What the task asks |
Pictures are excluded from this exercise. Transcribe exactly the lines from the one containing "Decode this image" through the last line of the listing.

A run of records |
begin
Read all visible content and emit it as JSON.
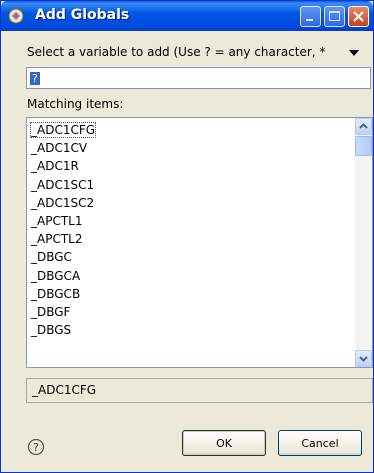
{
  "window": {
    "title": "Add Globals"
  },
  "prompt": {
    "text": "Select a variable to add (Use ? = any character, *"
  },
  "filter": {
    "value": "?"
  },
  "matching": {
    "label": "Matching items:",
    "items": [
      "_ADC1CFG",
      "_ADC1CV",
      "_ADC1R",
      "_ADC1SC1",
      "_ADC1SC2",
      "_APCTL1",
      "_APCTL2",
      "_DBGC",
      "_DBGCA",
      "_DBGCB",
      "_DBGF",
      "_DBGS"
    ]
  },
  "selected": {
    "text": "_ADC1CFG"
  },
  "buttons": {
    "ok": "OK",
    "cancel": "Cancel"
  },
  "icons": [
    "app-icon",
    "minimize-icon",
    "maximize-icon",
    "close-icon",
    "view-menu-icon",
    "scroll-up-icon",
    "scroll-down-icon",
    "help-icon"
  ],
  "colors": {
    "title_bar": "#0058e6",
    "dialog_bg": "#ece9d8",
    "selection": "#316ac5"
  }
}
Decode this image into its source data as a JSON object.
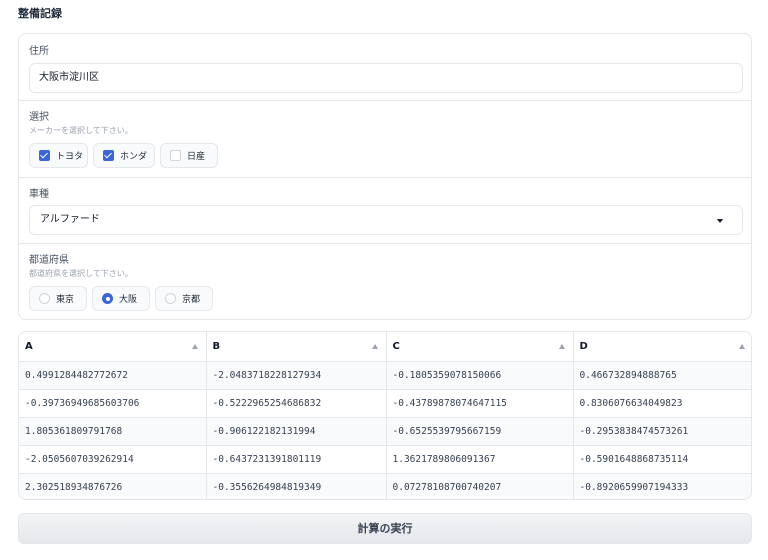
{
  "page": {
    "title": "整備記録"
  },
  "form": {
    "address": {
      "label": "住所",
      "value": "大阪市淀川区"
    },
    "selection": {
      "label": "選択",
      "info": "メーカーを選択して下さい。",
      "options": [
        {
          "label": "トヨタ",
          "checked": true
        },
        {
          "label": "ホンダ",
          "checked": true
        },
        {
          "label": "日産",
          "checked": false
        }
      ]
    },
    "vehicle": {
      "label": "車種",
      "value": "アルファード",
      "icon": "chevron-down-icon"
    },
    "prefecture": {
      "label": "都道府県",
      "info": "都道府県を選択して下さい。",
      "options": [
        {
          "label": "東京",
          "selected": false
        },
        {
          "label": "大阪",
          "selected": true
        },
        {
          "label": "京都",
          "selected": false
        }
      ]
    }
  },
  "table": {
    "headers": [
      "A",
      "B",
      "C",
      "D"
    ],
    "rows": [
      [
        "0.4991284482772672",
        "-2.0483718228127934",
        "-0.1805359078150066",
        "0.466732894888765"
      ],
      [
        "-0.39736949685603706",
        "-0.5222965254686832",
        "-0.43789878074647115",
        "0.8306076634049823"
      ],
      [
        "1.805361809791768",
        "-0.906122182131994",
        "-0.6525539795667159",
        "-0.2953838474573261"
      ],
      [
        "-2.0505607039262914",
        "-0.6437231391801119",
        "1.3621789806091367",
        "-0.5901648868735114"
      ],
      [
        "2.302518934876726",
        "-0.3556264984819349",
        "0.07278108700740207",
        "-0.8920659907194333"
      ]
    ]
  },
  "actions": {
    "run_label": "計算の実行"
  },
  "colors": {
    "accent": "#3b65d8",
    "border": "#e5e7eb",
    "stripe": "#f9fafb"
  }
}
end
Exercise answer |
Decode this image into its source data as a JSON object.
{
  "page": {
    "title": "整備記録"
  },
  "form": {
    "address": {
      "label": "住所",
      "value": "大阪市淀川区"
    },
    "selection": {
      "label": "選択",
      "info": "メーカーを選択して下さい。",
      "options": [
        {
          "label": "トヨタ",
          "checked": true
        },
        {
          "label": "ホンダ",
          "checked": true
        },
        {
          "label": "日産",
          "checked": false
        }
      ]
    },
    "vehicle": {
      "label": "車種",
      "value": "アルファード",
      "icon": "chevron-down-icon"
    },
    "prefecture": {
      "label": "都道府県",
      "info": "都道府県を選択して下さい。",
      "options": [
        {
          "label": "東京",
          "selected": false
        },
        {
          "label": "大阪",
          "selected": true
        },
        {
          "label": "京都",
          "selected": false
        }
      ]
    }
  },
  "table": {
    "headers": [
      "A",
      "B",
      "C",
      "D"
    ],
    "rows": [
      [
        "0.4991284482772672",
        "-2.0483718228127934",
        "-0.1805359078150066",
        "0.466732894888765"
      ],
      [
        "-0.39736949685603706",
        "-0.5222965254686832",
        "-0.43789878074647115",
        "0.8306076634049823"
      ],
      [
        "1.805361809791768",
        "-0.906122182131994",
        "-0.6525539795667159",
        "-0.2953838474573261"
      ],
      [
        "-2.0505607039262914",
        "-0.6437231391801119",
        "1.3621789806091367",
        "-0.5901648868735114"
      ],
      [
        "2.302518934876726",
        "-0.3556264984819349",
        "0.07278108700740207",
        "-0.8920659907194333"
      ]
    ]
  },
  "actions": {
    "run_label": "計算の実行"
  },
  "colors": {
    "accent": "#3b65d8",
    "border": "#e5e7eb",
    "stripe": "#f9fafb"
  }
}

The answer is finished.